> **PROMPT**
Identify the lines that contain the string "joint" and copy all of them.

> **SUPPLIED DATA**
* * *
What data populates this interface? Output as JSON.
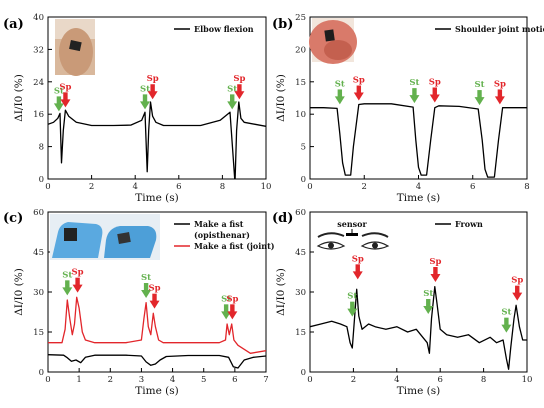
{
  "chart_data": [
    {
      "type": "line",
      "panel_label": "(a)",
      "xlabel": "Time (s)",
      "ylabel": "ΔI/I0 (%)",
      "xlim": [
        0,
        10
      ],
      "ylim": [
        0,
        40
      ],
      "xticks": [
        0,
        2,
        4,
        6,
        8,
        10
      ],
      "yticks": [
        0,
        8,
        16,
        24,
        32,
        40
      ],
      "legend_position": "top-right",
      "series": [
        {
          "name": "Elbow flexion",
          "color": "#000000",
          "x": [
            0,
            0.25,
            0.45,
            0.55,
            0.62,
            0.7,
            0.8,
            0.95,
            1.3,
            2,
            3,
            3.8,
            4.3,
            4.45,
            4.55,
            4.62,
            4.7,
            4.8,
            4.95,
            5.3,
            6,
            7,
            7.9,
            8.35,
            8.5,
            8.58,
            8.65,
            8.75,
            8.85,
            9.0,
            9.5,
            10
          ],
          "values": [
            13.5,
            14,
            15,
            16.2,
            4,
            12,
            17,
            15.5,
            14,
            13.2,
            13.2,
            13.3,
            14.5,
            16.5,
            1.8,
            12,
            19,
            15.5,
            14,
            13.2,
            13.2,
            13.2,
            14.5,
            16.5,
            5,
            -1,
            12,
            19,
            15,
            14,
            13.5,
            13
          ]
        }
      ],
      "annotations": [
        {
          "text": "St",
          "kind": "start",
          "x": 0.5,
          "y": 16.2
        },
        {
          "text": "Sp",
          "kind": "stop",
          "x": 0.8,
          "y": 17.2
        },
        {
          "text": "St",
          "kind": "start",
          "x": 4.45,
          "y": 16.7
        },
        {
          "text": "Sp",
          "kind": "stop",
          "x": 4.8,
          "y": 19.2
        },
        {
          "text": "St",
          "kind": "start",
          "x": 8.45,
          "y": 16.7
        },
        {
          "text": "Sp",
          "kind": "stop",
          "x": 8.78,
          "y": 19.2
        }
      ]
    },
    {
      "type": "line",
      "panel_label": "(b)",
      "xlabel": "Time (s)",
      "ylabel": "ΔI/I0 (%)",
      "xlim": [
        0,
        8
      ],
      "ylim": [
        0,
        25
      ],
      "xticks": [
        0,
        2,
        4,
        6,
        8
      ],
      "yticks": [
        0,
        5,
        10,
        15,
        20,
        25
      ],
      "legend_position": "top-right",
      "series": [
        {
          "name": "Shoulder joint motion",
          "color": "#000000",
          "x": [
            0,
            0.5,
            1.0,
            1.1,
            1.2,
            1.3,
            1.5,
            1.6,
            1.8,
            2,
            3,
            3.8,
            3.9,
            4.0,
            4.1,
            4.3,
            4.45,
            4.6,
            4.75,
            5.5,
            6.2,
            6.35,
            6.45,
            6.55,
            6.8,
            6.95,
            7.1,
            7.3,
            8
          ],
          "values": [
            11,
            11,
            10.9,
            7,
            2.5,
            0.6,
            0.6,
            5,
            11.5,
            11.6,
            11.6,
            11.1,
            6,
            1.8,
            0.6,
            0.6,
            6,
            11,
            11.3,
            11.2,
            10.8,
            6,
            1.5,
            0.3,
            0.3,
            6,
            11,
            11,
            11
          ]
        }
      ],
      "annotations": [
        {
          "text": "St",
          "kind": "start",
          "x": 1.1,
          "y": 11.2
        },
        {
          "text": "Sp",
          "kind": "stop",
          "x": 1.8,
          "y": 11.8
        },
        {
          "text": "St",
          "kind": "start",
          "x": 3.85,
          "y": 11.4
        },
        {
          "text": "Sp",
          "kind": "stop",
          "x": 4.6,
          "y": 11.5
        },
        {
          "text": "St",
          "kind": "start",
          "x": 6.25,
          "y": 11.1
        },
        {
          "text": "Sp",
          "kind": "stop",
          "x": 7.0,
          "y": 11.2
        }
      ]
    },
    {
      "type": "line",
      "panel_label": "(c)",
      "xlabel": "Time (s)",
      "ylabel": "ΔI/I0 (%)",
      "xlim": [
        0,
        7
      ],
      "ylim": [
        0,
        60
      ],
      "xticks": [
        0,
        1,
        2,
        3,
        4,
        5,
        6,
        7
      ],
      "yticks": [
        0,
        15,
        30,
        45,
        60
      ],
      "legend_position": "top-right",
      "series": [
        {
          "name": "Make a fist",
          "legend_line2": "(opisthenar)",
          "color": "#000000",
          "x": [
            0,
            0.5,
            0.6,
            0.75,
            0.9,
            1.05,
            1.2,
            1.5,
            2.5,
            3.0,
            3.15,
            3.3,
            3.45,
            3.6,
            3.8,
            4.5,
            5.5,
            5.8,
            5.95,
            6.1,
            6.3,
            6.6,
            7
          ],
          "values": [
            6.5,
            6.3,
            5.5,
            4,
            4.5,
            3.5,
            5.5,
            6.3,
            6.3,
            6,
            3.8,
            2.5,
            3,
            4.5,
            5.8,
            6.2,
            6.2,
            5.5,
            2,
            1.5,
            4.5,
            5.5,
            6
          ]
        },
        {
          "name": "Make a fist (joint)",
          "color": "#e2262b",
          "x": [
            0,
            0.45,
            0.55,
            0.62,
            0.7,
            0.78,
            0.85,
            0.92,
            1.0,
            1.1,
            1.2,
            1.5,
            2.5,
            3.0,
            3.08,
            3.15,
            3.22,
            3.3,
            3.38,
            3.45,
            3.55,
            3.7,
            4.5,
            5.5,
            5.7,
            5.75,
            5.82,
            5.9,
            5.97,
            6.1,
            6.5,
            7
          ],
          "values": [
            11,
            11,
            16,
            27,
            20,
            14,
            18,
            28,
            24,
            15,
            12,
            11,
            11,
            12,
            20,
            26,
            17,
            14,
            22,
            17,
            12,
            11,
            11,
            11,
            12,
            18,
            14,
            18,
            12,
            10,
            7,
            8
          ]
        }
      ],
      "annotations": [
        {
          "text": "St",
          "kind": "start",
          "x": 0.62,
          "y": 28
        },
        {
          "text": "Sp",
          "kind": "stop",
          "x": 0.95,
          "y": 29
        },
        {
          "text": "St",
          "kind": "start",
          "x": 3.15,
          "y": 27
        },
        {
          "text": "Sp",
          "kind": "stop",
          "x": 3.42,
          "y": 23
        },
        {
          "text": "St",
          "kind": "start",
          "x": 5.72,
          "y": 19
        },
        {
          "text": "Sp",
          "kind": "stop",
          "x": 5.92,
          "y": 19
        }
      ]
    },
    {
      "type": "line",
      "panel_label": "(d)",
      "xlabel": "Time (s)",
      "ylabel": "ΔI/I0 (%)",
      "xlim": [
        0,
        10
      ],
      "ylim": [
        0,
        60
      ],
      "xticks": [
        0,
        2,
        4,
        6,
        8,
        10
      ],
      "yticks": [
        0,
        15,
        30,
        45,
        60
      ],
      "legend_position": "top-right",
      "series": [
        {
          "name": "Frown",
          "color": "#000000",
          "x": [
            0,
            0.5,
            1.0,
            1.4,
            1.7,
            1.85,
            1.95,
            2.05,
            2.15,
            2.25,
            2.4,
            2.7,
            3.0,
            3.5,
            4.0,
            4.5,
            4.9,
            5.2,
            5.4,
            5.5,
            5.6,
            5.75,
            5.85,
            6.0,
            6.3,
            6.8,
            7.3,
            7.8,
            8.3,
            8.6,
            8.9,
            9.05,
            9.15,
            9.25,
            9.4,
            9.5,
            9.65,
            9.8,
            10
          ],
          "values": [
            17,
            18,
            19,
            18,
            17,
            11,
            9,
            20,
            31,
            21,
            16,
            18,
            17,
            16,
            17,
            15,
            16,
            13,
            11,
            7,
            20,
            32,
            26,
            16,
            14,
            13,
            14,
            11,
            13,
            11,
            12,
            5,
            1,
            9,
            20,
            25,
            17,
            12,
            12
          ]
        }
      ],
      "annotations": [
        {
          "text": "St",
          "kind": "start",
          "x": 1.95,
          "y": 20
        },
        {
          "text": "Sp",
          "kind": "stop",
          "x": 2.2,
          "y": 34
        },
        {
          "text": "St",
          "kind": "start",
          "x": 5.45,
          "y": 21
        },
        {
          "text": "Sp",
          "kind": "stop",
          "x": 5.78,
          "y": 33
        },
        {
          "text": "St",
          "kind": "start",
          "x": 9.05,
          "y": 14
        },
        {
          "text": "Sp",
          "kind": "stop",
          "x": 9.55,
          "y": 26
        }
      ],
      "inset_label": "sensor"
    }
  ],
  "colors": {
    "start_arrow": "#63b14e",
    "stop_arrow": "#e2262b"
  }
}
* * *
> **FULL OUTPUT**
          "name": "Shoulder joint motion",
          "name": "Make a fist (joint)",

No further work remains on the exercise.